The Bankruptcy discharge varies depending on the type of case a debtor files: bankruptcy discharge chapter 7, 11, 12, or 13. Bankruptcy
Basics attempts to answer some basic questions about the discharge available to individual debtors under all four
chapters including:
1. Discharge in Bankruptcy
2. Timing of the discharge
3. Receipt of discharge
4. Debts that can be discharged
5. Right to a discharge
6. Number of discharges
7. Revoke a discharge
8. Discharge debt payment
9. Collection by creditor
10. Employment and failure to pay discharge
11. Obtain another copy of the discharge order
Definition: What is a Bankruptcy Discharge?
A Bankruptcy discharge releases the debtor from personal liability for certain specified types of debts. In other words,
the debtor is no longer legally required to pay any debts that are discharged. The discharge is a permanent order
prohibiting the creditors of the debtor from taking any form of collection action on discharged debts, including legal
action and communications with the debtor, such as telephone calls, letters, and personal contacts. This is
ultimately confirmed by the reception of bankruptcy discharge papers and a discharge letter. Make sure you get a
bankruptcy discharge copy for your records. It will include important information such as your actual discharge date.

*Excerpted records:*
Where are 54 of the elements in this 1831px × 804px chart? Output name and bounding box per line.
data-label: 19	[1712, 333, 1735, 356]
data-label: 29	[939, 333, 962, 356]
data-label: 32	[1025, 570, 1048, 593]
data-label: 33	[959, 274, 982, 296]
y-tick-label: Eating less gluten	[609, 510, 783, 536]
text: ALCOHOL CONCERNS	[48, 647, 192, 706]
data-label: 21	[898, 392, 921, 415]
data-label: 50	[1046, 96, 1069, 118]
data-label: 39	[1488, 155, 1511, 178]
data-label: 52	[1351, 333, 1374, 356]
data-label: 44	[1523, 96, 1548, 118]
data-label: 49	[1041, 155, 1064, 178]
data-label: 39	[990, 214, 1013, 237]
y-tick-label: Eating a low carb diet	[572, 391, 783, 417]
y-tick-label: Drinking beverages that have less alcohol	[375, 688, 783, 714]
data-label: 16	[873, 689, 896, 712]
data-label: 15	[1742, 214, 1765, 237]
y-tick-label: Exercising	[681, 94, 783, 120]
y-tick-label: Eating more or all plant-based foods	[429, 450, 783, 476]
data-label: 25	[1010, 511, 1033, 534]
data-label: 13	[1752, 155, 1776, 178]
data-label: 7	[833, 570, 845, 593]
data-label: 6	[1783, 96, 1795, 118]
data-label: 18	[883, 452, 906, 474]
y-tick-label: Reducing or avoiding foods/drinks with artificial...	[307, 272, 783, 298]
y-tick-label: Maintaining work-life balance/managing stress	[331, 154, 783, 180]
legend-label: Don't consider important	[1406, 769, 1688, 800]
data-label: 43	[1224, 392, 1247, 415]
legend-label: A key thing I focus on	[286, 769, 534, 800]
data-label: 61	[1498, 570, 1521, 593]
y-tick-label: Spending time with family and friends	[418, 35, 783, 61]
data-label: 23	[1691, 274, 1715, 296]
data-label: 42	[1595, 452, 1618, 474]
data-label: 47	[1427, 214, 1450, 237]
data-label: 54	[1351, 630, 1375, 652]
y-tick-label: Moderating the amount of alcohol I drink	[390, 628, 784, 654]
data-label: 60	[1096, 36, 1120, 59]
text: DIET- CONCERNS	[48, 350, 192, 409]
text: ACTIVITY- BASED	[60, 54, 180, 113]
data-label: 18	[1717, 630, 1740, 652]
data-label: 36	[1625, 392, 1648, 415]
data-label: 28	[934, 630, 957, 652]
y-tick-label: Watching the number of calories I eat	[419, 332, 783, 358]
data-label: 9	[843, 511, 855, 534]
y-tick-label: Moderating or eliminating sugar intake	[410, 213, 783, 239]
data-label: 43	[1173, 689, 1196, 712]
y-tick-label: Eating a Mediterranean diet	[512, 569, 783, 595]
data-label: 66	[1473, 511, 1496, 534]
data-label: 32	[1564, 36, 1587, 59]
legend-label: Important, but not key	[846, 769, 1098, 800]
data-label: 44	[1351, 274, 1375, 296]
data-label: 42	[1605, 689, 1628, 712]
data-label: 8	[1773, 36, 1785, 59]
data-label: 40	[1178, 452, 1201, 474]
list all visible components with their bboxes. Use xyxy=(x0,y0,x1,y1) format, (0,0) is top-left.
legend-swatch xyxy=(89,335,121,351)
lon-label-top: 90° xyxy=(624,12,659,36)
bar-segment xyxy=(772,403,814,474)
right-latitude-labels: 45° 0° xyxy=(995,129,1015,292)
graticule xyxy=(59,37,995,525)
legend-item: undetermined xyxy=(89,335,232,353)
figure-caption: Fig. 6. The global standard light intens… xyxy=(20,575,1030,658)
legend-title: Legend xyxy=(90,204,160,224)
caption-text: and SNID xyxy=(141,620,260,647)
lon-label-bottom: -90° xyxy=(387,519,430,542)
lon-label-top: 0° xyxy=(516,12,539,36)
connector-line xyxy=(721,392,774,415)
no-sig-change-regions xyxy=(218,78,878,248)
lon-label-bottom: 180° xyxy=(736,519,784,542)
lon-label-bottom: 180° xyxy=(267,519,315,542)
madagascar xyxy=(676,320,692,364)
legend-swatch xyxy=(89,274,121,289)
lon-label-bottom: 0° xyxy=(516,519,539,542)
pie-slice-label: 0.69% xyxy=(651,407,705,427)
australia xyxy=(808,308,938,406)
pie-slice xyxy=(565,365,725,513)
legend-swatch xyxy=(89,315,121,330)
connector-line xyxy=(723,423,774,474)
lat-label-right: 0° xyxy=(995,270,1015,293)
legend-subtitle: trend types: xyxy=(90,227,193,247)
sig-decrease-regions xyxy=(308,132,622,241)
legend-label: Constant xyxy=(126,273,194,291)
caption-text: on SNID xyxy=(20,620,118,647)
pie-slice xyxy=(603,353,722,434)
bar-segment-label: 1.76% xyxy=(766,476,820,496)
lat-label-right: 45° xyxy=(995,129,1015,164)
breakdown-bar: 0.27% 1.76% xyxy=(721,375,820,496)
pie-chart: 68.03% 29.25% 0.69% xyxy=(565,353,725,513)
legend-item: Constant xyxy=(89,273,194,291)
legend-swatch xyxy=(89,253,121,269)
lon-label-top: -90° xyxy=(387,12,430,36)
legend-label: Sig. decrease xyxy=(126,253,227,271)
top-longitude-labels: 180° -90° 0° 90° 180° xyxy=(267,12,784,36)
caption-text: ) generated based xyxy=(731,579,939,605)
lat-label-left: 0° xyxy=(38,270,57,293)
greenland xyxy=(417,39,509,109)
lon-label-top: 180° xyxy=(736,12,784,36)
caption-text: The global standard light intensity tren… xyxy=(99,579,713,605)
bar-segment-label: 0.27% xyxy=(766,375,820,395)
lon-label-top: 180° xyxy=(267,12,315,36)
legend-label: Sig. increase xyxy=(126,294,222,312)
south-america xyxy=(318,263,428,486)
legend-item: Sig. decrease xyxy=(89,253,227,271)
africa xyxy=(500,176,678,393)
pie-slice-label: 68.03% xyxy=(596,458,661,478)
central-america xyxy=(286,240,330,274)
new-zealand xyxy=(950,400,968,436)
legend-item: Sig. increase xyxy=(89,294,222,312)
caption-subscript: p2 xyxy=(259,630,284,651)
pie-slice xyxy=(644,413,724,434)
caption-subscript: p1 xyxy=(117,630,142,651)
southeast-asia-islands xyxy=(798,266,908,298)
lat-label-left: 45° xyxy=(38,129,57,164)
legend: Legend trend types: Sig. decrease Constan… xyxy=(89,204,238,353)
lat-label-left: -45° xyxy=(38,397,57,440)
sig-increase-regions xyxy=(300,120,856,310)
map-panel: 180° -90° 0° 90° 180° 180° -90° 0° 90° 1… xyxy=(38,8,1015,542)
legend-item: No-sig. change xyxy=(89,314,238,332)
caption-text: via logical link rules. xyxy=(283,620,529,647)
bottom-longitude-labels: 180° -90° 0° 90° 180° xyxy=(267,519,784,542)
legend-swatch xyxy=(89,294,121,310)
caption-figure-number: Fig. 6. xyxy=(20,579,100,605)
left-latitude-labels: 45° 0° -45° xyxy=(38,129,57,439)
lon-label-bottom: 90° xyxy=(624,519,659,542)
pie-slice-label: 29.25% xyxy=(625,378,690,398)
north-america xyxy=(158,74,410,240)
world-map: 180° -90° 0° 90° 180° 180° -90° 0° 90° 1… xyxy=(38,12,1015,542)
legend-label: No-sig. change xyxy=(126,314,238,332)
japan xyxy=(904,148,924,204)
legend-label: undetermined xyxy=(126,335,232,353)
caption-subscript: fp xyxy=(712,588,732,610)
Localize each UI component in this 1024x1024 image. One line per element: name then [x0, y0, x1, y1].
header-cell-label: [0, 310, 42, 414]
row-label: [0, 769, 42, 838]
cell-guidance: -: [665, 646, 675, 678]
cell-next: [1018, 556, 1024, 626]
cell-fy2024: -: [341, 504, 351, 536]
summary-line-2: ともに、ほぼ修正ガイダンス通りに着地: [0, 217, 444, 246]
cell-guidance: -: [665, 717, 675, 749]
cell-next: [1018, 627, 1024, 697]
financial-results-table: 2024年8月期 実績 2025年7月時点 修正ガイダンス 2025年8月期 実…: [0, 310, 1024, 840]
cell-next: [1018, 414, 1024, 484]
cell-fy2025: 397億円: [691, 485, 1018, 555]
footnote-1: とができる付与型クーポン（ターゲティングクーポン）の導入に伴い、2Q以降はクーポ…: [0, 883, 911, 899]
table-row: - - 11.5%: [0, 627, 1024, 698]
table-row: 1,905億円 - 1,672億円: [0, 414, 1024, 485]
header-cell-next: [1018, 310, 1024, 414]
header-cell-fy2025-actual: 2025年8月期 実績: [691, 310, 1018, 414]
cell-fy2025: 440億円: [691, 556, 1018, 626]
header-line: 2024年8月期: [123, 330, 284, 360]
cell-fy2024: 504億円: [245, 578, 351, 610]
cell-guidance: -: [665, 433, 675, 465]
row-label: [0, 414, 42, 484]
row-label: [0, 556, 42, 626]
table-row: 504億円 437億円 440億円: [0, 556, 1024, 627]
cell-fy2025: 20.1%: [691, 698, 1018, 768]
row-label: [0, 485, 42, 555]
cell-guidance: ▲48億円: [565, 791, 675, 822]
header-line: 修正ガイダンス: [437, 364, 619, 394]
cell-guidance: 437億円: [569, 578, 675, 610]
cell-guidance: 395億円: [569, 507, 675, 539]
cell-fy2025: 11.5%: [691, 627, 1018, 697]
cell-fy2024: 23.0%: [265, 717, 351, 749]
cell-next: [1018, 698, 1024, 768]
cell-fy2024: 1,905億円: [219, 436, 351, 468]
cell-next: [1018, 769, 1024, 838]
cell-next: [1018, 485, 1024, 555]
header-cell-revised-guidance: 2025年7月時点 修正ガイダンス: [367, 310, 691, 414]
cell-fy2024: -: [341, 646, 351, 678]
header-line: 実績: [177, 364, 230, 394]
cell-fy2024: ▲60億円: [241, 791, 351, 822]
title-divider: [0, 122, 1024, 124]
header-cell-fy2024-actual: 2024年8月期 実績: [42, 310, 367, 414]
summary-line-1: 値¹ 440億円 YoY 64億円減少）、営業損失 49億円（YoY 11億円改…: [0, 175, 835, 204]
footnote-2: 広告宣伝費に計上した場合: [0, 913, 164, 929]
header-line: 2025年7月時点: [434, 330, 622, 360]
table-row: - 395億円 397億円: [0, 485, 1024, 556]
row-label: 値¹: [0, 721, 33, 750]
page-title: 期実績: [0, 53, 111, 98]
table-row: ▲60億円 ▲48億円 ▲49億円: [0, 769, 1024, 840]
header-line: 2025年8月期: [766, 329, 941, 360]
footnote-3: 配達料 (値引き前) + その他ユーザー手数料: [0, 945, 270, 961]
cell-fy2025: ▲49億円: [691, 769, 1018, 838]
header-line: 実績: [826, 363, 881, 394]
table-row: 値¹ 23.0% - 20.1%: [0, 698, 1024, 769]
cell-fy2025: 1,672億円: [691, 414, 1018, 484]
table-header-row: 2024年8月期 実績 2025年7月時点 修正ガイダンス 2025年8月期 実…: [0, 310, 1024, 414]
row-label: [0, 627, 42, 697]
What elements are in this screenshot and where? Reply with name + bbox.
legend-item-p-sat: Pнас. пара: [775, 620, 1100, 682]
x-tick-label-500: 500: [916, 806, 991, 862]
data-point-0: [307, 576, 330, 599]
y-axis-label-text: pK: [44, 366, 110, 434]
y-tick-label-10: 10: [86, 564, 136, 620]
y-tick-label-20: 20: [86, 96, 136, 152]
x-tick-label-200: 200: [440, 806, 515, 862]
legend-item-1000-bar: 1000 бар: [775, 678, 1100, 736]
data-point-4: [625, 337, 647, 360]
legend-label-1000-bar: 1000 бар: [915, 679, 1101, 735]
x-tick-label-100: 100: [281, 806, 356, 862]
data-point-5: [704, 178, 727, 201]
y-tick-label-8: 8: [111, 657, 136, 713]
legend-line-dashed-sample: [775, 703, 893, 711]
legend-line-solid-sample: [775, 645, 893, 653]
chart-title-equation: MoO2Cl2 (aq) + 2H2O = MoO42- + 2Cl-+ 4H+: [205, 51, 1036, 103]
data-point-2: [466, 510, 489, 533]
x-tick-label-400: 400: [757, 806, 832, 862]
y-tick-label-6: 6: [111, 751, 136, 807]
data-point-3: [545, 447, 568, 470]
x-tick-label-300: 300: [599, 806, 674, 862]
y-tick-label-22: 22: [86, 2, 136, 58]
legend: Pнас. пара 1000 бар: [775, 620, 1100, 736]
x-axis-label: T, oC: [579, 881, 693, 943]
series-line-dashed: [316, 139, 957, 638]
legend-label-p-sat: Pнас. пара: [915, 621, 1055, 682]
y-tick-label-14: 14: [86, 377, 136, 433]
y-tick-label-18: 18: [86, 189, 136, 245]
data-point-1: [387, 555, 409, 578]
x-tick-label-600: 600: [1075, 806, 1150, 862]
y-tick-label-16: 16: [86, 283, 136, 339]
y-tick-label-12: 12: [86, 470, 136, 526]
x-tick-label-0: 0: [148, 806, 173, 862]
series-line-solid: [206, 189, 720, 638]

*To-do list:*
1/ According to the passage on bankruptcy discharge, why should a debtor get a copy of the discharge for their records? Answer in one to three sentences.
2/ Carry on with the text on bankruptcy discharge, picking up right after its final sentence.
The material that comes after the bankruptcy discharge text stands apart from it.

*Task-by-task results:*
1/ A debtor should keep a copy because it contains important information, such as the actual discharge date.

2/
Although a debtor is not personally liable for discharged debts, a valid lien (i.e., a charge upon specific property to
secure payment of a debt) that has not been avoided (i.e., made unenforceable) in the Bankruptcy case will remain after
the Bankruptcy case. Therefore, a secured creditor may enforce the lien to recover the property secured by the lien.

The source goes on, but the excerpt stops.